■ What to do
List every line below containing "молекули".

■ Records
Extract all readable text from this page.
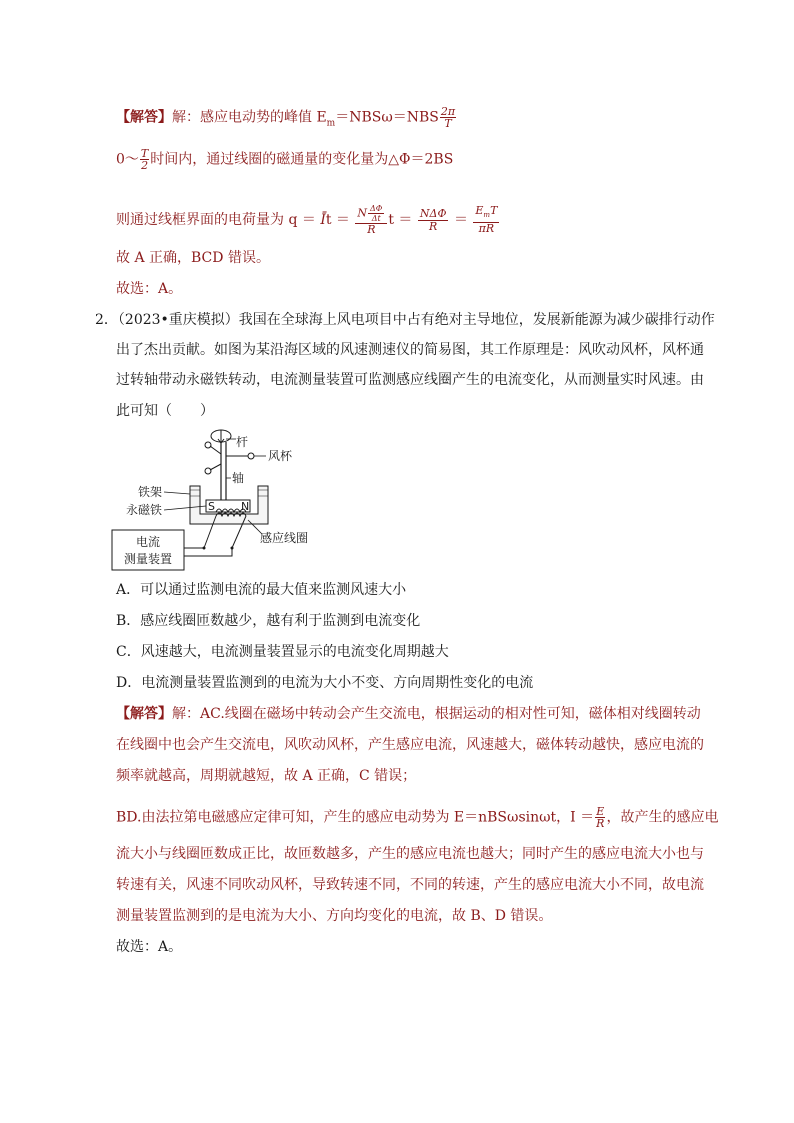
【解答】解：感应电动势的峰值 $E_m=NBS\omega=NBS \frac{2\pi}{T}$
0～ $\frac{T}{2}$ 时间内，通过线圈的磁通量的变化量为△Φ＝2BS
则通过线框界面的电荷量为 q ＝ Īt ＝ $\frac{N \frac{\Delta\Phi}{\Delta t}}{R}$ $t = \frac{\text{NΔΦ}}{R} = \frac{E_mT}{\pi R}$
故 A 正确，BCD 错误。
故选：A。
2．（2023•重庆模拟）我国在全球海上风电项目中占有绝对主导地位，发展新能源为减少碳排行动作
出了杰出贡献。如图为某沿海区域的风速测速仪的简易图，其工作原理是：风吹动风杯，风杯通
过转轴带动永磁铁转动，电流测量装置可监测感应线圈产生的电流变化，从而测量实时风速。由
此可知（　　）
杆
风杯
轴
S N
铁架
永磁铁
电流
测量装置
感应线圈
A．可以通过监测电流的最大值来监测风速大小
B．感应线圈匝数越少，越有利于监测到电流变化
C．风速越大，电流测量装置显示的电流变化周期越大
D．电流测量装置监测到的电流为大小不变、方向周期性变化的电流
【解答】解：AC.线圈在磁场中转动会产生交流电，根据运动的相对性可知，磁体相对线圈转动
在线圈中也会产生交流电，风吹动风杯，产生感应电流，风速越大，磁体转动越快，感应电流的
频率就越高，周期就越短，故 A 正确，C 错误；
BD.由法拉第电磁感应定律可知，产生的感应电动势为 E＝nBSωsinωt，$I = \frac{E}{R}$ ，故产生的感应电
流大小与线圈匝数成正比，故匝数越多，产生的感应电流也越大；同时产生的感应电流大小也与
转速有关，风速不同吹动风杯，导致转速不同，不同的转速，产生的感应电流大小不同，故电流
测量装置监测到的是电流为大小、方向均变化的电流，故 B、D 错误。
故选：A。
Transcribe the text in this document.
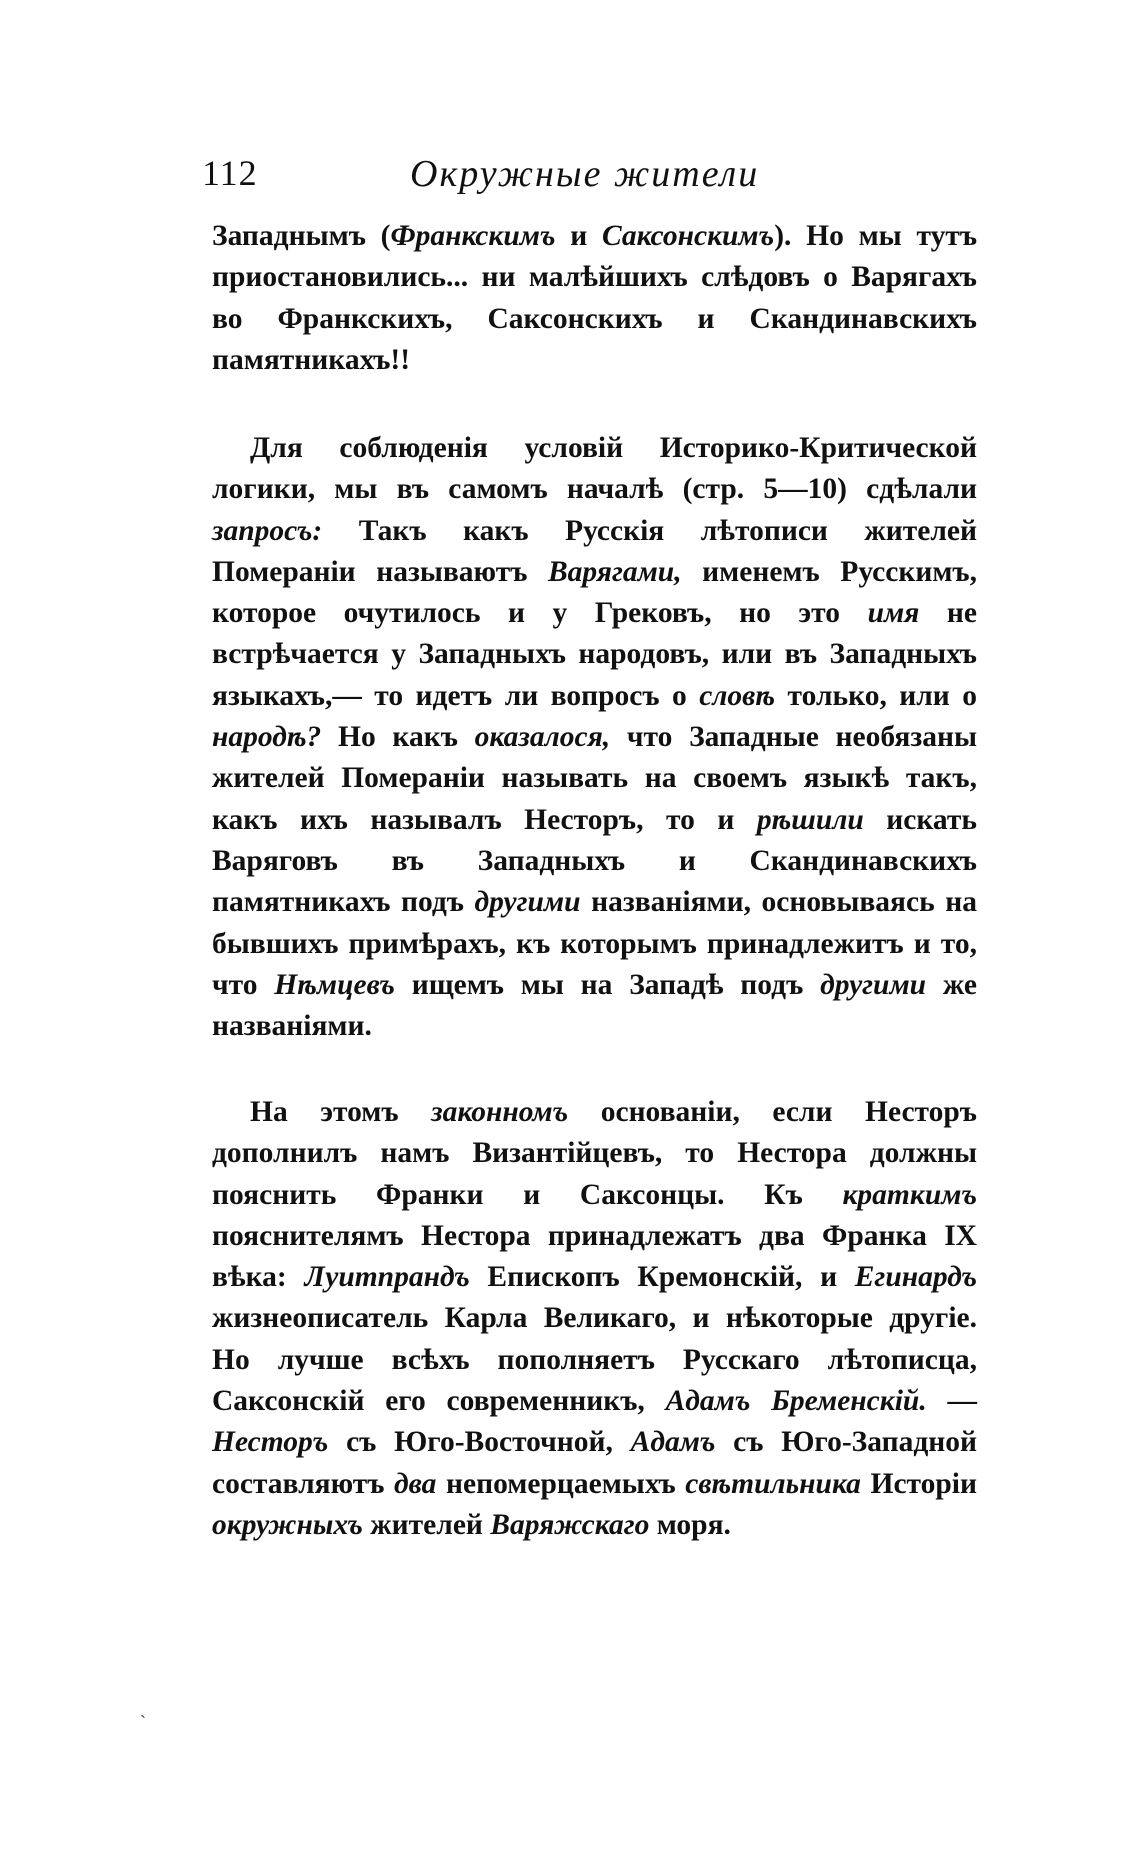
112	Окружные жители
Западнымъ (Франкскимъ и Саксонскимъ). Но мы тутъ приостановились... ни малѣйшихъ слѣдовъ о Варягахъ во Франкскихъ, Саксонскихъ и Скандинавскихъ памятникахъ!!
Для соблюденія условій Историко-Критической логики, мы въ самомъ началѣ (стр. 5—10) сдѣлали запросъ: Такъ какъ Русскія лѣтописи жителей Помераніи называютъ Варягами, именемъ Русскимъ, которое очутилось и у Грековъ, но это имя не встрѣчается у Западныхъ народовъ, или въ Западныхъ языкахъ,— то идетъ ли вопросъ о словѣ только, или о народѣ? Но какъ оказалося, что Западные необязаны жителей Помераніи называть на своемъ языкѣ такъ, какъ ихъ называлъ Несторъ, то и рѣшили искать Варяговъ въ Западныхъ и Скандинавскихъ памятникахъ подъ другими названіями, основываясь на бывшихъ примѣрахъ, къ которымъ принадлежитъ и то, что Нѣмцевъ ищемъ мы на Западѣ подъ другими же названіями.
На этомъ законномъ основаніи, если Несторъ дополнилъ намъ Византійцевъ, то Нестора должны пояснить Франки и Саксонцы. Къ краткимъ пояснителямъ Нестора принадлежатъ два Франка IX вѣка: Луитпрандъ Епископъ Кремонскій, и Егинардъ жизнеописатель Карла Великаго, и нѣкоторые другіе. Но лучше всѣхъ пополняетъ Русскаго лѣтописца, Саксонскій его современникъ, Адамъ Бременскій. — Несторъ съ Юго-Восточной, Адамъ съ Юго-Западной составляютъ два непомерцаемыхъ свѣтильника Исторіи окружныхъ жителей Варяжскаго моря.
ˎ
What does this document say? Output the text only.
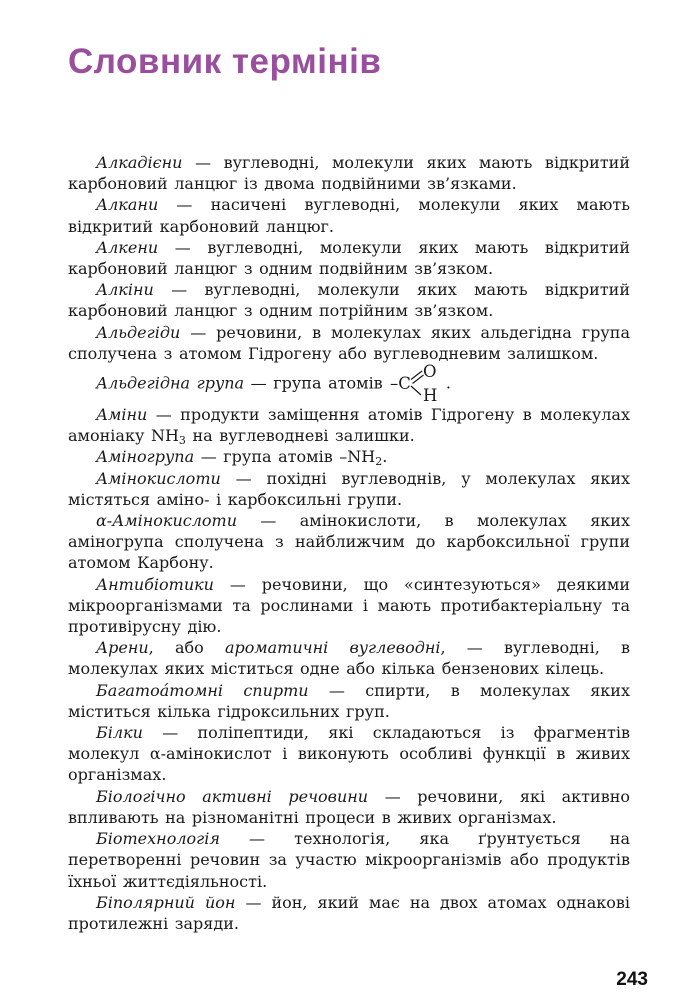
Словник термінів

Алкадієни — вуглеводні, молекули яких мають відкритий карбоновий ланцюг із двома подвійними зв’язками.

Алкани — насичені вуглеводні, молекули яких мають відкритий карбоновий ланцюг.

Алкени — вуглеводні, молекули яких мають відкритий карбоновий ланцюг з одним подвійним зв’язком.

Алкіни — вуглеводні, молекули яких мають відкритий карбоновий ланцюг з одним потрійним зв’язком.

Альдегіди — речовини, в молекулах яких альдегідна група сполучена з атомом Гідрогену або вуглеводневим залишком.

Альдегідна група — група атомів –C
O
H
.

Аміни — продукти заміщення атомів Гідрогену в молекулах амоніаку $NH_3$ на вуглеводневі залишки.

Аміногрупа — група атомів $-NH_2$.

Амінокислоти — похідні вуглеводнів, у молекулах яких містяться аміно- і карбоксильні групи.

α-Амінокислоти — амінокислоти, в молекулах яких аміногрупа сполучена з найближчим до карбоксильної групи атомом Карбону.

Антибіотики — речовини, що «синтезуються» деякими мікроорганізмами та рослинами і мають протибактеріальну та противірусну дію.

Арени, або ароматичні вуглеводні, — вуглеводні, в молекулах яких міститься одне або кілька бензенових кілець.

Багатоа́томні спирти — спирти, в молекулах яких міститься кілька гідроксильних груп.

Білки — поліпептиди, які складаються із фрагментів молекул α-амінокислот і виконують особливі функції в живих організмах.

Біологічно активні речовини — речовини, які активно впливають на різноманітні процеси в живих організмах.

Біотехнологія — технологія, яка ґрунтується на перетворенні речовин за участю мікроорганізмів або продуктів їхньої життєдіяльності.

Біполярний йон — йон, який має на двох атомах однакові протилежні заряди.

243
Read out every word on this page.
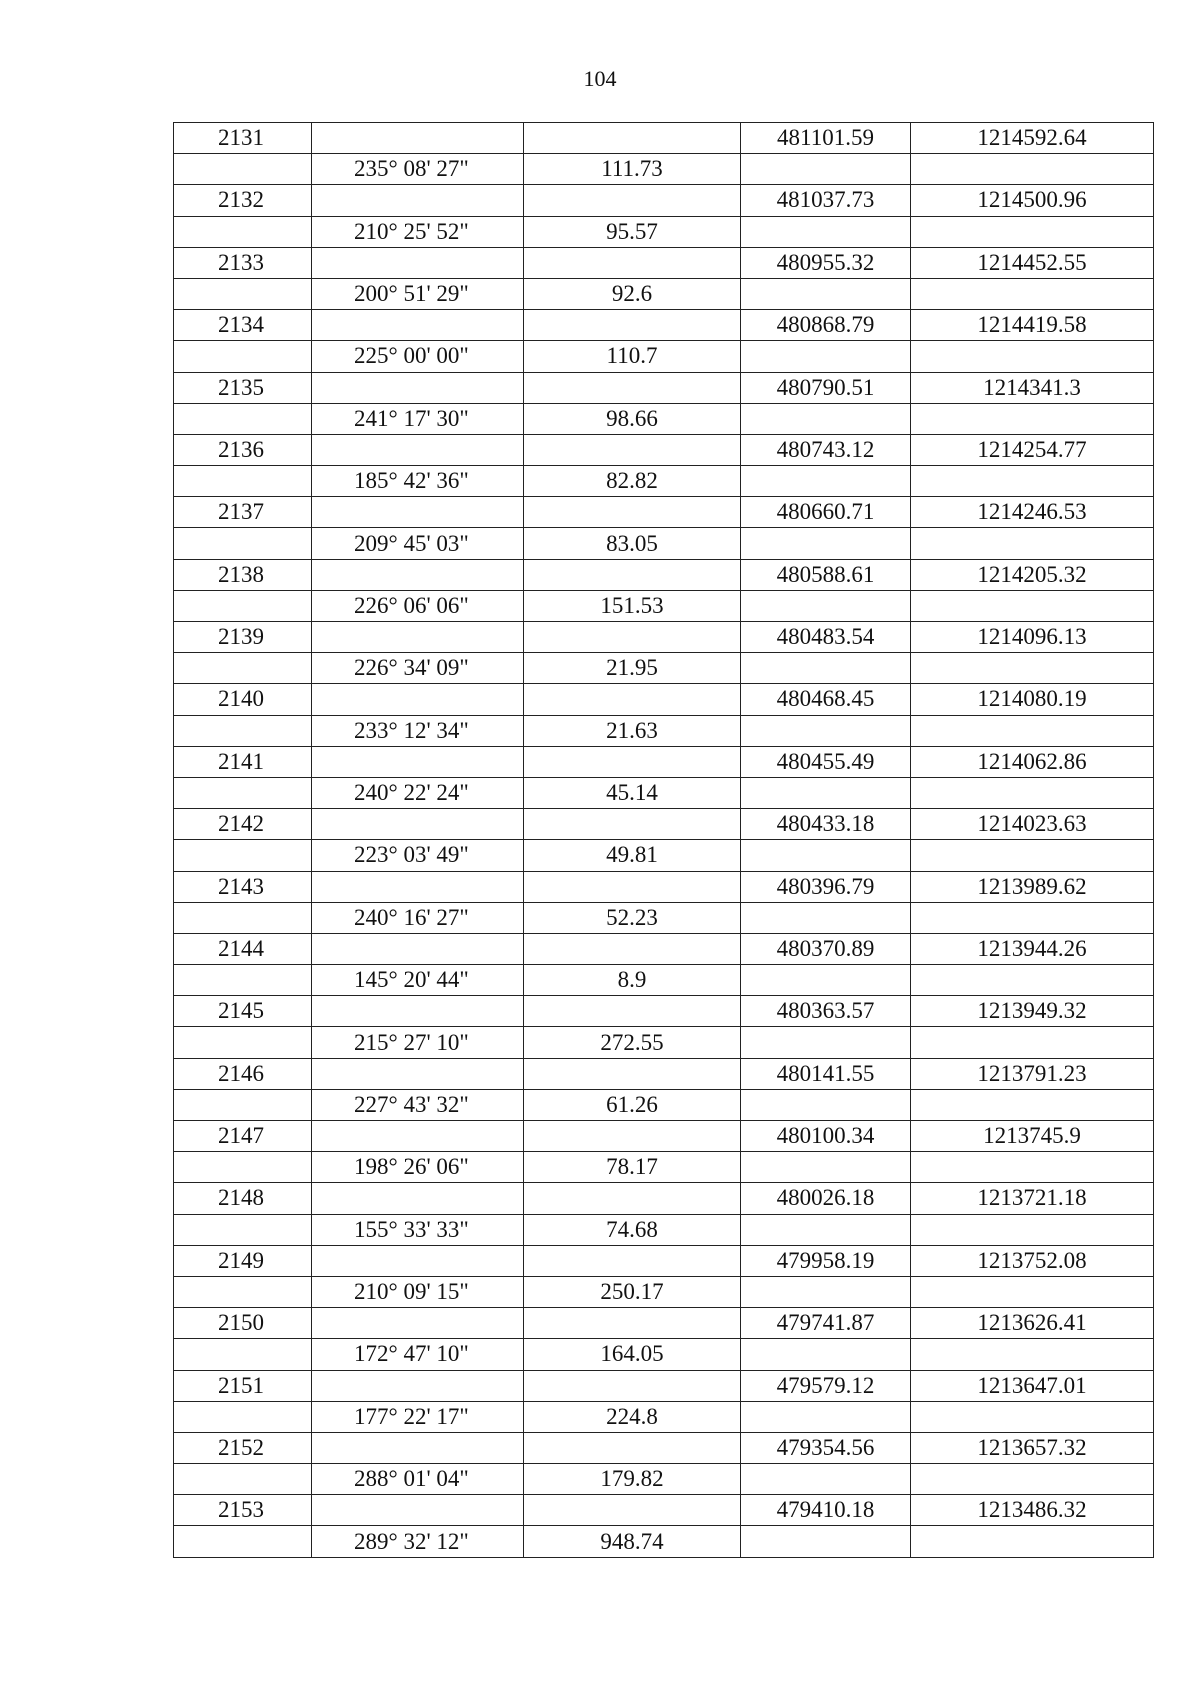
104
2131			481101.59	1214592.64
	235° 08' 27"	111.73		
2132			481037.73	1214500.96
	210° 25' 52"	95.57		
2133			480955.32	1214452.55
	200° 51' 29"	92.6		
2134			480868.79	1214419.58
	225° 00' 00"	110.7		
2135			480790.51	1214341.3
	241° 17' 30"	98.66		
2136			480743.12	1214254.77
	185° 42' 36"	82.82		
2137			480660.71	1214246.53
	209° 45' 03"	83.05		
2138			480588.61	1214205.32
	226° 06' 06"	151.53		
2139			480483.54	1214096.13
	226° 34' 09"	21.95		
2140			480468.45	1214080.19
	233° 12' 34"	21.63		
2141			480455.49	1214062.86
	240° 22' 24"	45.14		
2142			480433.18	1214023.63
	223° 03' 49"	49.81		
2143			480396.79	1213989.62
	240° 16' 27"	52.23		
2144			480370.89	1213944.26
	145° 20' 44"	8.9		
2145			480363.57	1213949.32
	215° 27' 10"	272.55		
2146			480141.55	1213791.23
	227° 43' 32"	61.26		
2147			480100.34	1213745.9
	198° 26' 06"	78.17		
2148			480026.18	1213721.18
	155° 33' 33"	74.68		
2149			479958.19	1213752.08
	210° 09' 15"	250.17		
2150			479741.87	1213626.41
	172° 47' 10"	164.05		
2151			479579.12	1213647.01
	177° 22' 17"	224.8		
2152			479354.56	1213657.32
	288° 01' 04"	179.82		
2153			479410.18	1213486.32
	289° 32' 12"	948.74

■ Result
Алкадієни — вуглеводні, молекули яких мають відкритий карбоновий ланцюг із двома подвійними зв’язками.
Алкани — насичені вуглеводні, молекули яких мають відкритий карбоновий ланцюг.
Алкени — вуглеводні, молекули яких мають відкритий карбоновий ланцюг з одним подвійним зв’язком.
Алкіни — вуглеводні, молекули яких мають відкритий карбоновий ланцюг з одним потрійним зв’язком.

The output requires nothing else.